**EXERCISE**
Scan the data below. Pull out each line where "plancher" occurs.

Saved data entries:
■ ■ ■ ■
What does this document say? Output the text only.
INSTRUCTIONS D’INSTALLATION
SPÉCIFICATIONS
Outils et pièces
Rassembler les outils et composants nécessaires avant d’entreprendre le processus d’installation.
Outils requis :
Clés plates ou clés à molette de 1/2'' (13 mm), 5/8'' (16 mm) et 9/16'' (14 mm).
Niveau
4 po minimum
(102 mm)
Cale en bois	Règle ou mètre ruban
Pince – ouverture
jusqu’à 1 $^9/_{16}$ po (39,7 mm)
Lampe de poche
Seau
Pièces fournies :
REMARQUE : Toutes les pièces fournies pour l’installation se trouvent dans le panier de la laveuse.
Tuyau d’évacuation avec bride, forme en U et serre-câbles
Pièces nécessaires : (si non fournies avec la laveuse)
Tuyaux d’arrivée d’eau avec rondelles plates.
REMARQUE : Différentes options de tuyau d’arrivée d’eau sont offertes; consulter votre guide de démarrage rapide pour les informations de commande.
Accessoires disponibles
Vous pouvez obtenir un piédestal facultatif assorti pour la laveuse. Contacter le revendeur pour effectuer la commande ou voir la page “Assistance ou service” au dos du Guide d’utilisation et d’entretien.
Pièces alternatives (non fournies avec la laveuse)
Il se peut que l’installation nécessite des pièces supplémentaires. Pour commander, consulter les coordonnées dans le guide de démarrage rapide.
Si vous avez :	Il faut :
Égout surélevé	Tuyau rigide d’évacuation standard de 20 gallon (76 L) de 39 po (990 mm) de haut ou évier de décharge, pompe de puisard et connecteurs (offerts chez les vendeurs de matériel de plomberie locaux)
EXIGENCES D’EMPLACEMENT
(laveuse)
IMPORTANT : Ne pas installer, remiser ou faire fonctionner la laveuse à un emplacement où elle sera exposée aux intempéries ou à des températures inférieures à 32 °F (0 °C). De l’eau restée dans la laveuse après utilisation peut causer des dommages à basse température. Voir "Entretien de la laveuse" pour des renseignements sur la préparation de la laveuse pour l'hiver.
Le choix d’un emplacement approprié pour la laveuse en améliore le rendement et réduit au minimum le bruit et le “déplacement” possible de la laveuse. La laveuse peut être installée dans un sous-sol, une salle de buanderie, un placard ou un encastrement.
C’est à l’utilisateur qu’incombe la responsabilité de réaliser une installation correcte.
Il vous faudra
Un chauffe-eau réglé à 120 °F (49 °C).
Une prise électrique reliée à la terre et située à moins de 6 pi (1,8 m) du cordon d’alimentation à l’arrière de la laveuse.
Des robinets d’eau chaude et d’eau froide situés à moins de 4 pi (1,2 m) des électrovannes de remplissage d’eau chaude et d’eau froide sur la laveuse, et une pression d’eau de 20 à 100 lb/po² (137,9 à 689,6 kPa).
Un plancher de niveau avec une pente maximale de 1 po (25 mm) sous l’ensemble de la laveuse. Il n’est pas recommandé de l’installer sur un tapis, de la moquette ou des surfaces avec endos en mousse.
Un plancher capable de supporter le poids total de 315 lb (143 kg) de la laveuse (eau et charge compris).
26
■ ■ ■ ■
**RESPONSE**
Un plancher de niveau avec une pente maximale de 1 po (25 mm) sous l’ensemble de la laveuse. Il n’est pas recommandé de l’installer sur un tapis, de la moquette ou des surfaces avec endos en mousse.
Un plancher capable de supporter le poids total de 315 lb (143 kg) de la laveuse (eau et charge compris).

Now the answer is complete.